WRITTEN REQUEST
In the listing below, locate the lines that hold "plasma" and copy them.

DATA RECORDS
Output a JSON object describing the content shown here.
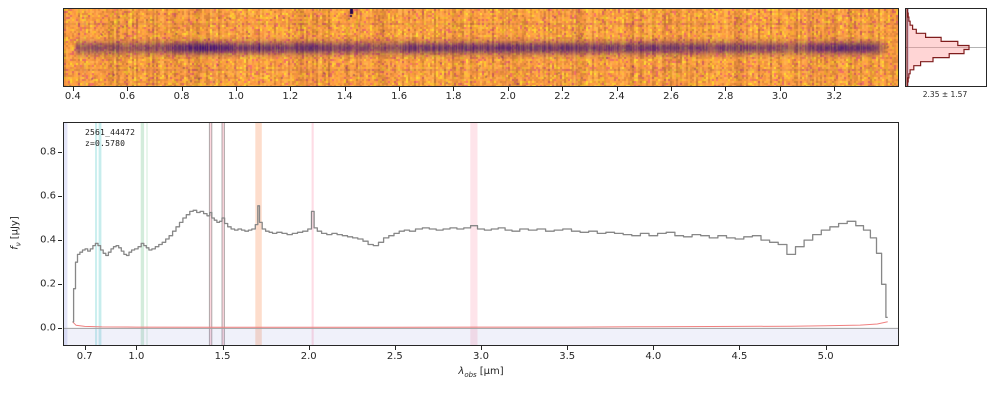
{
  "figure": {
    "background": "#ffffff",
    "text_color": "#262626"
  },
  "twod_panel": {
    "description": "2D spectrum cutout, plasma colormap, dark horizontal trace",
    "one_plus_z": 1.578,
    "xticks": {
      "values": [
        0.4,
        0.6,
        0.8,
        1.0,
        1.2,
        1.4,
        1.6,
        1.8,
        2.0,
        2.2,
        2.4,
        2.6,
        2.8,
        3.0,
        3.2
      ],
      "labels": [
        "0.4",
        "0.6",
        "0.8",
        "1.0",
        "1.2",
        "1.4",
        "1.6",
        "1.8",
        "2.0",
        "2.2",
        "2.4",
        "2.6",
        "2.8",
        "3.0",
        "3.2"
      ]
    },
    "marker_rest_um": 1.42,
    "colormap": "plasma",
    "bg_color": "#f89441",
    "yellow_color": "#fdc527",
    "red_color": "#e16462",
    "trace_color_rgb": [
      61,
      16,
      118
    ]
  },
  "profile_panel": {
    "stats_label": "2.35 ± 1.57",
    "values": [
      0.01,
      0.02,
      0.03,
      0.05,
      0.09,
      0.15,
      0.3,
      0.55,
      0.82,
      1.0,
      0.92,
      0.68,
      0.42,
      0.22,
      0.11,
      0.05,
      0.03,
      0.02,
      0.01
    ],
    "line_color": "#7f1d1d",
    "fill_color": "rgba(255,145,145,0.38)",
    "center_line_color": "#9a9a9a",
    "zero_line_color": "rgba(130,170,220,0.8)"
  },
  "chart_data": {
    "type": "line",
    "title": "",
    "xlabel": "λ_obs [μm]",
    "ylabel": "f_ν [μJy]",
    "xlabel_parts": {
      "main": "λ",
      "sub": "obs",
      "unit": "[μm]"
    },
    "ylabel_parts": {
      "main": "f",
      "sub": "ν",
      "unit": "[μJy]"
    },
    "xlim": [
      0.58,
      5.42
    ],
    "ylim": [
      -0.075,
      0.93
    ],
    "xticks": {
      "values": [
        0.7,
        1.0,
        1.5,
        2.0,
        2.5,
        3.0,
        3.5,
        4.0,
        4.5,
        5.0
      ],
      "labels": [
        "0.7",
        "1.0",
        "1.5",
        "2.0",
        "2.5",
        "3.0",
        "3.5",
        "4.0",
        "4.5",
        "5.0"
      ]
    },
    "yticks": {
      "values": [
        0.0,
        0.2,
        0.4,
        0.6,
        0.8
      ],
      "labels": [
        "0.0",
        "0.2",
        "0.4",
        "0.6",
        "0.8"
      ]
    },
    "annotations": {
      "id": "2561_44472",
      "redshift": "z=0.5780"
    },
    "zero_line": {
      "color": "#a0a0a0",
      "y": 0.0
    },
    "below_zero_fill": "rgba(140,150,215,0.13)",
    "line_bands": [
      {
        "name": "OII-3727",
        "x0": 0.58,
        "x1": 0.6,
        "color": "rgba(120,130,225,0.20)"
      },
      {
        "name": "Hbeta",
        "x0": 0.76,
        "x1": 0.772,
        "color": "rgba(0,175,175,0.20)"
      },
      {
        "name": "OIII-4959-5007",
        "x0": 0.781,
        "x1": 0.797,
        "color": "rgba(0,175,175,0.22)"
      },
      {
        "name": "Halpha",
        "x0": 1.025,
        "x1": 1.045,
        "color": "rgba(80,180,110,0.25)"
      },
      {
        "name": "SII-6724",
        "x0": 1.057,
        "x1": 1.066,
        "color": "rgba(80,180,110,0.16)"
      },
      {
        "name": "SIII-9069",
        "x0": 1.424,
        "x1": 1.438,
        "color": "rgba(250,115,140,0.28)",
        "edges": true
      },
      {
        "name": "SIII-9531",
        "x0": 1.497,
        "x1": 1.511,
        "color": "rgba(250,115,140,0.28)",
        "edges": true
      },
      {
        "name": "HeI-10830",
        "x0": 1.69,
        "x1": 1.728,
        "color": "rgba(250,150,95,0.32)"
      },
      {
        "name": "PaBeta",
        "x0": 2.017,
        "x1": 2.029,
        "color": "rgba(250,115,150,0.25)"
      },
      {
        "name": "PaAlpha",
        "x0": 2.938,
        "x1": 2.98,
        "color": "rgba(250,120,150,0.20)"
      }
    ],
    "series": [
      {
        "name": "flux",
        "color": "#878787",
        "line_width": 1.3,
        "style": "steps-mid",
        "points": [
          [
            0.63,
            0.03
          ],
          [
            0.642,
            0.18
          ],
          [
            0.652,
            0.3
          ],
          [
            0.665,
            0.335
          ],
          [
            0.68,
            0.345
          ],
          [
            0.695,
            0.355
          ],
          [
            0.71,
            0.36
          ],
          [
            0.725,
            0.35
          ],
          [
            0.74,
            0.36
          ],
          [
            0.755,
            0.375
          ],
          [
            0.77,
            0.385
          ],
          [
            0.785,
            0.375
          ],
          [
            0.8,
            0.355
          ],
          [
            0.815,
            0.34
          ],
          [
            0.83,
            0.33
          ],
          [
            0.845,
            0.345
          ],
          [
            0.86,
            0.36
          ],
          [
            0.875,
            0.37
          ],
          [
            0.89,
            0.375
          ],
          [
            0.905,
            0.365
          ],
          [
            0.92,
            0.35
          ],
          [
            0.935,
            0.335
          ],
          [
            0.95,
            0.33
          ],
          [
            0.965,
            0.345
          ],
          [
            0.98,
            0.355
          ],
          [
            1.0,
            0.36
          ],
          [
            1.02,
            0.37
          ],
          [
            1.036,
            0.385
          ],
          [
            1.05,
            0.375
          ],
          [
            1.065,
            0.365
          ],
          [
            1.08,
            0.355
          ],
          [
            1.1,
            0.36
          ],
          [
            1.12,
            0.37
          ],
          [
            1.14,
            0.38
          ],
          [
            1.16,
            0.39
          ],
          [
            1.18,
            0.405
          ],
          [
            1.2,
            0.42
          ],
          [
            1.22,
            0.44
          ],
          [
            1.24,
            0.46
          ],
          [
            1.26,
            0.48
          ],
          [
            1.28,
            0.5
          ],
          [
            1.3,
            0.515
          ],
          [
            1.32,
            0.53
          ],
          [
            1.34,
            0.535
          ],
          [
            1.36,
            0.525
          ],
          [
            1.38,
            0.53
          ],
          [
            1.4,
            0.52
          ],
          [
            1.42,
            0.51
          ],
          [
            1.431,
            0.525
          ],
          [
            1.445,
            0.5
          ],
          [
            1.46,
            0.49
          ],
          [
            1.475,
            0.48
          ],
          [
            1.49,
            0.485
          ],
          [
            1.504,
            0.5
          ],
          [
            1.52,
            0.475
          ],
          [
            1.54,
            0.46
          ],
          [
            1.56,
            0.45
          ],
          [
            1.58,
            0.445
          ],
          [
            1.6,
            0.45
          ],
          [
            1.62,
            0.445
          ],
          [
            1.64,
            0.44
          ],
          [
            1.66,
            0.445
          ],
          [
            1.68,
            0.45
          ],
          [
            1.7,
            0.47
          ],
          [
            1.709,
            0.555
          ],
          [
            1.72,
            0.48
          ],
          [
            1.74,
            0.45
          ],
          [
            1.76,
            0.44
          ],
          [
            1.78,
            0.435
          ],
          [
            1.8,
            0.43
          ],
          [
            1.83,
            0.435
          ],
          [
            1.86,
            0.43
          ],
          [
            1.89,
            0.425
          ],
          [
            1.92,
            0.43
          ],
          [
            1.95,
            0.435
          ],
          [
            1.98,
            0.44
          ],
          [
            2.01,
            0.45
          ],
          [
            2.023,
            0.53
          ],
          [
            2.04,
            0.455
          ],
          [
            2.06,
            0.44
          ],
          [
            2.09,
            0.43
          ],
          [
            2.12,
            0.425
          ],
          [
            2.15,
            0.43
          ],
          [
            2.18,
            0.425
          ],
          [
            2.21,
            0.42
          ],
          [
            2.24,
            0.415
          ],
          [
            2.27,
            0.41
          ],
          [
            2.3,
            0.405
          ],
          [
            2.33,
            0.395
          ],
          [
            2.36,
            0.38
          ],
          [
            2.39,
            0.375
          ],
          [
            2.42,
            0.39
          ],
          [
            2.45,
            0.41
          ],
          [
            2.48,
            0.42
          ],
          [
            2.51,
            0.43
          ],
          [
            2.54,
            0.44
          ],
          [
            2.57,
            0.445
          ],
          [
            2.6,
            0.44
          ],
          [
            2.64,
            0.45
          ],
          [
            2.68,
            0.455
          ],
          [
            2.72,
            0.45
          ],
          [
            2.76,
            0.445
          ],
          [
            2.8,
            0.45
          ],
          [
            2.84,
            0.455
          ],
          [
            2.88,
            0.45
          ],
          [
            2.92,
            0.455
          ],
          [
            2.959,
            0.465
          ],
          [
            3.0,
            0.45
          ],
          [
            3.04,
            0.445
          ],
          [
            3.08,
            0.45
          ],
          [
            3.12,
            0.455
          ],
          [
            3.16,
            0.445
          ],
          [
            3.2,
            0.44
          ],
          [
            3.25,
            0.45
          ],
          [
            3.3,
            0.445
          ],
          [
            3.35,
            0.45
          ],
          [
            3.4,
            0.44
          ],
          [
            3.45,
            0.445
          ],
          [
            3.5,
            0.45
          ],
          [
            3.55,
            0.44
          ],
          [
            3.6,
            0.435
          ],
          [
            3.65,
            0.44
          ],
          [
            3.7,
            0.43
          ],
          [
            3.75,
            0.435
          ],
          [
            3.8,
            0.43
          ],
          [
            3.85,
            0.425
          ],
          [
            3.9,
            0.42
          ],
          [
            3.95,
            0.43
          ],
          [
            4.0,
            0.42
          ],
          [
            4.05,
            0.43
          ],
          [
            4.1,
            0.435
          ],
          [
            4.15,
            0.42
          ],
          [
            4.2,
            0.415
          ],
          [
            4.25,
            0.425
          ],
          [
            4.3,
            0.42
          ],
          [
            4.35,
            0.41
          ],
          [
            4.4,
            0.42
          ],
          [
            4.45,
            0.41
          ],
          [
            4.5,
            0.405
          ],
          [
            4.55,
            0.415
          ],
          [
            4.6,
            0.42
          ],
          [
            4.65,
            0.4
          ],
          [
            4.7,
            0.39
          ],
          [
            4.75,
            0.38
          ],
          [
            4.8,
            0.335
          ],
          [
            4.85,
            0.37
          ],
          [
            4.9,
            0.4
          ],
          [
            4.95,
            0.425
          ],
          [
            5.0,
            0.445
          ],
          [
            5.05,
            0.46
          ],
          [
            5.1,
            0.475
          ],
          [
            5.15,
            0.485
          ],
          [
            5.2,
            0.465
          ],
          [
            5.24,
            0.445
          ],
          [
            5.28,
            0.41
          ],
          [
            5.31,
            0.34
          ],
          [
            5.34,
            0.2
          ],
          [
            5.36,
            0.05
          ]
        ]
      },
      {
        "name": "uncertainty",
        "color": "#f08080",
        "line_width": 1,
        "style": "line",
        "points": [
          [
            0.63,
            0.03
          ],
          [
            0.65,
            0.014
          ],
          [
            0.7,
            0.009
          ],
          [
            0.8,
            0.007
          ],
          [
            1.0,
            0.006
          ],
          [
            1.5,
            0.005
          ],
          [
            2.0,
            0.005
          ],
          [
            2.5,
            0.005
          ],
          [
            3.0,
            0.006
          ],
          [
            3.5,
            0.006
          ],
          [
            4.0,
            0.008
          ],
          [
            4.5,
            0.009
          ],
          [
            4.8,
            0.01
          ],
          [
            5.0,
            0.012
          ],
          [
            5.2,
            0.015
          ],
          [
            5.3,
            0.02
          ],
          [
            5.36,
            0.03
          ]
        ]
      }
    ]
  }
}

ANSWER TO THIS TASK
    "description": "2D spectrum cutout, plasma colormap, dark horizontal trace",
    "colormap": "plasma",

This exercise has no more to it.